§ **Stated goal**
Copy out each line of the material below that holds the string "name".

********************

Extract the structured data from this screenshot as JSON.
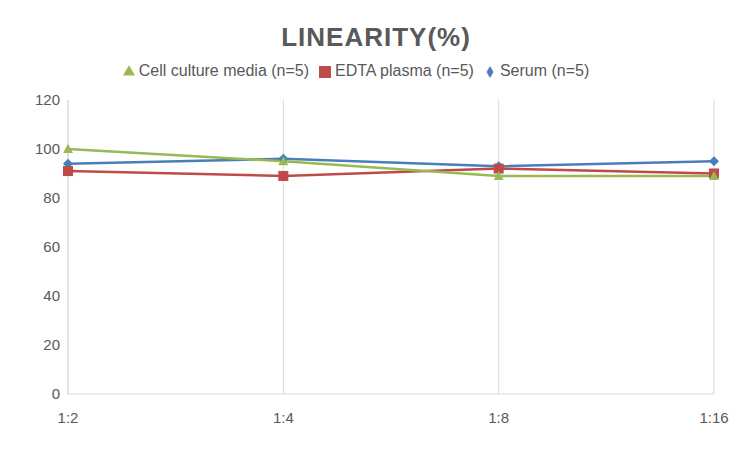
{
  "chart_data": {
    "type": "line",
    "title": "LINEARITY(%)",
    "categories": [
      "1:2",
      "1:4",
      "1:8",
      "1:16"
    ],
    "series": [
      {
        "name": "Serum (n=5)",
        "color": "#4a7ebb",
        "marker": "diamond",
        "values": [
          94,
          96,
          93,
          95
        ]
      },
      {
        "name": "EDTA plasma (n=5)",
        "color": "#be4b48",
        "marker": "square",
        "values": [
          91,
          89,
          92,
          90
        ]
      },
      {
        "name": "Cell culture media (n=5)",
        "color": "#98b954",
        "marker": "triangle",
        "values": [
          100,
          95,
          89,
          89
        ]
      }
    ],
    "ylim": [
      0,
      120
    ],
    "yticks": [
      0,
      20,
      40,
      60,
      80,
      100,
      120
    ],
    "grid": true,
    "legend": "top"
  }
}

********************

§ **Final result**
        "name": "Serum (n=5)",
        "name": "EDTA plasma (n=5)",
        "name": "Cell culture media (n=5)",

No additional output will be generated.